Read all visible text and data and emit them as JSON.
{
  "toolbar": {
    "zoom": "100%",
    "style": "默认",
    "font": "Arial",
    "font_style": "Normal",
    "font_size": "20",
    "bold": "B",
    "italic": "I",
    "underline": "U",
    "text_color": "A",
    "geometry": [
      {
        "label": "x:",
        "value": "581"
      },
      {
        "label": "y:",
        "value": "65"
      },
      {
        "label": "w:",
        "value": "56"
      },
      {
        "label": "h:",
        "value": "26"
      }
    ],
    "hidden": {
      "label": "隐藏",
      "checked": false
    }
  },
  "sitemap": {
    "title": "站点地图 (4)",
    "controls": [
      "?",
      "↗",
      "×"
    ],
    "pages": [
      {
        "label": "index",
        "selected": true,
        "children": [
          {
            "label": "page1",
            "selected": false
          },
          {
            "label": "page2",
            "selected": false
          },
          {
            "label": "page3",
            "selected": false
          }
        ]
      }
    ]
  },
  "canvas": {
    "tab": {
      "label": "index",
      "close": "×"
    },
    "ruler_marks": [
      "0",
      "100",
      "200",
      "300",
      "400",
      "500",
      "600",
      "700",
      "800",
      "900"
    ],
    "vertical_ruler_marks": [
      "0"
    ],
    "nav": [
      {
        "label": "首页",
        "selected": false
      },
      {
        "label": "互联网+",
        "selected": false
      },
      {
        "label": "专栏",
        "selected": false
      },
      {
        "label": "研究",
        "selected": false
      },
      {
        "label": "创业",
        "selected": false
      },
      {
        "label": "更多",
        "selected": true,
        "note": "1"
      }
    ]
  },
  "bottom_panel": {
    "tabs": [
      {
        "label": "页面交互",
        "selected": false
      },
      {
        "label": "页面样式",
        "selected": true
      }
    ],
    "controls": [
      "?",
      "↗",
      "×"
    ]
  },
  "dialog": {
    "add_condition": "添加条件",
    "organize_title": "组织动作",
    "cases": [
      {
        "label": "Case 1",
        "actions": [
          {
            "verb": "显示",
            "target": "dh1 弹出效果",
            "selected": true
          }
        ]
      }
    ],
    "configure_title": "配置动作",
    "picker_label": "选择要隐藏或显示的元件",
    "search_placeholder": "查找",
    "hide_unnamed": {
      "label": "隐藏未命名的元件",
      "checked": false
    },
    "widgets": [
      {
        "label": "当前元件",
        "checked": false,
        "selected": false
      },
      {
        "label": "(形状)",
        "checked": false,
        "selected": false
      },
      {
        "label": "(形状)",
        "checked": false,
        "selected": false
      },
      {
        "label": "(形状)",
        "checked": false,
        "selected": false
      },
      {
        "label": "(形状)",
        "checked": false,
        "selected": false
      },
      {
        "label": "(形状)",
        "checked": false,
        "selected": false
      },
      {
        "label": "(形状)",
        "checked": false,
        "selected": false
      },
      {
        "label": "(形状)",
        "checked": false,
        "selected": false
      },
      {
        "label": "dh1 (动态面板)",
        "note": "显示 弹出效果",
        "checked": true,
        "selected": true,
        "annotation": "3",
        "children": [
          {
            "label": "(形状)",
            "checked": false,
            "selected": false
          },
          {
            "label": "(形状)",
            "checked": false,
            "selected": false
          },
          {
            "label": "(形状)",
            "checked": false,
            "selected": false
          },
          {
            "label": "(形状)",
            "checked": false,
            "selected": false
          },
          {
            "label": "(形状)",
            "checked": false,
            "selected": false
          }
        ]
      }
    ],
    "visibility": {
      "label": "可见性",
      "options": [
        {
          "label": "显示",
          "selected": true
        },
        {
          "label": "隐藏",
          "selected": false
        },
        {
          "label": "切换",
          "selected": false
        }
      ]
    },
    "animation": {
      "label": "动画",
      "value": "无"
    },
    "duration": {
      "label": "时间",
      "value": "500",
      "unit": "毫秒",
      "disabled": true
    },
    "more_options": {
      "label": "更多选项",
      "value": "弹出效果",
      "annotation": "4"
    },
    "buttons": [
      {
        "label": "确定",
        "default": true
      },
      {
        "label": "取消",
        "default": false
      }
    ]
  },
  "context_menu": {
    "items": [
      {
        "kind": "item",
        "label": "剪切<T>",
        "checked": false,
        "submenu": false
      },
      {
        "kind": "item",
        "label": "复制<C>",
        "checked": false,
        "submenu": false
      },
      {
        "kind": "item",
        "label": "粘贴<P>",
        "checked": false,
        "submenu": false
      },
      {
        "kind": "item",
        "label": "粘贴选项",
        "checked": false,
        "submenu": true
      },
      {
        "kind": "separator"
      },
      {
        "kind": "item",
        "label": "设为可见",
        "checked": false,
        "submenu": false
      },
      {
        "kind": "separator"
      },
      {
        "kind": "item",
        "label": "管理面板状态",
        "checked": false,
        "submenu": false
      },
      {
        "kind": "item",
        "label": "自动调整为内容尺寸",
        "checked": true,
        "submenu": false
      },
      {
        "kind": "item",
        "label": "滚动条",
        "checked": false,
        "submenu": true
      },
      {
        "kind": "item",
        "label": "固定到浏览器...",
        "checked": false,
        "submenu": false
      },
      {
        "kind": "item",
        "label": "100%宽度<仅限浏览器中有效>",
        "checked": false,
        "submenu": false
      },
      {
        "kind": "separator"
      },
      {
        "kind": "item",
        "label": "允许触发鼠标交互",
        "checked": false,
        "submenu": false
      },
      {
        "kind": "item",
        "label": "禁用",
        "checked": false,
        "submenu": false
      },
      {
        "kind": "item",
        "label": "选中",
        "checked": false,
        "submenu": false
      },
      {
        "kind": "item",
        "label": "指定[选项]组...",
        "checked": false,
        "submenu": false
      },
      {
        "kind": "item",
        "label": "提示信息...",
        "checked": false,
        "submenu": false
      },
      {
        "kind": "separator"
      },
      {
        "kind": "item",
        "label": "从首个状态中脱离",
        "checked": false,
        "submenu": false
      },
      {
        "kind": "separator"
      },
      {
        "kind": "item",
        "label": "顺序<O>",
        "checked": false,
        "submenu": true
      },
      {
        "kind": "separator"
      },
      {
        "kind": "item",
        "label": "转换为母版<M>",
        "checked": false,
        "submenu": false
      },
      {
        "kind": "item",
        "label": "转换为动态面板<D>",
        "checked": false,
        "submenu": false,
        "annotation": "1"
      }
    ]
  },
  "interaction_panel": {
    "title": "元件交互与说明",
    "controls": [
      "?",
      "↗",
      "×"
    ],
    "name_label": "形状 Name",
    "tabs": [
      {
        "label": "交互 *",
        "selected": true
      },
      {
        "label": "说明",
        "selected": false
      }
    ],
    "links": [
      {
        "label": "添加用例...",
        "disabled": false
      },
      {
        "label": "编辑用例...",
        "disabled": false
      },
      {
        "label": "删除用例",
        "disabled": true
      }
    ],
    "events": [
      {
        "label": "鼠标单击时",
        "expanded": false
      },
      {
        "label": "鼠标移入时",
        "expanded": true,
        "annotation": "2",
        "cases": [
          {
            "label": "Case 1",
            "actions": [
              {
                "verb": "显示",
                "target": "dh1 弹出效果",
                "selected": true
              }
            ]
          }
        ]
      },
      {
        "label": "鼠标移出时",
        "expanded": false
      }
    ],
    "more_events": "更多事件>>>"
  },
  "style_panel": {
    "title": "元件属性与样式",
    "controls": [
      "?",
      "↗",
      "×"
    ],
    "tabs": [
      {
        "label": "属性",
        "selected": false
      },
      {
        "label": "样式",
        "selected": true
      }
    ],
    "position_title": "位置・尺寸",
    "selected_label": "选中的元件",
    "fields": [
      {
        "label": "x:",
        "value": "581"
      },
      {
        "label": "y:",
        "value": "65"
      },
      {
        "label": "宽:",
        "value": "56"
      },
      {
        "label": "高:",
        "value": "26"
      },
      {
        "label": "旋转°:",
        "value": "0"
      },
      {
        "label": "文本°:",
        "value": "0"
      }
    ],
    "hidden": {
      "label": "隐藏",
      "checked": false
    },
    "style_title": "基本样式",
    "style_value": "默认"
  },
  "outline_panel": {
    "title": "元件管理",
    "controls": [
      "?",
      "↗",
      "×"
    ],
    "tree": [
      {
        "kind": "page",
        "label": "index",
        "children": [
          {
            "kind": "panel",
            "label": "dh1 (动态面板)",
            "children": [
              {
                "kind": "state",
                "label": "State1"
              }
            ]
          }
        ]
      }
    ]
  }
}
_ _ _ _
_Goal of the exercise:_ Search the data above for lines holding "弹出效果" and copy each of them.

_Result:_
            "target": "dh1 弹出效果",
        "note": "显示 弹出效果",
      "value": "弹出效果",
                "target": "dh1 弹出效果",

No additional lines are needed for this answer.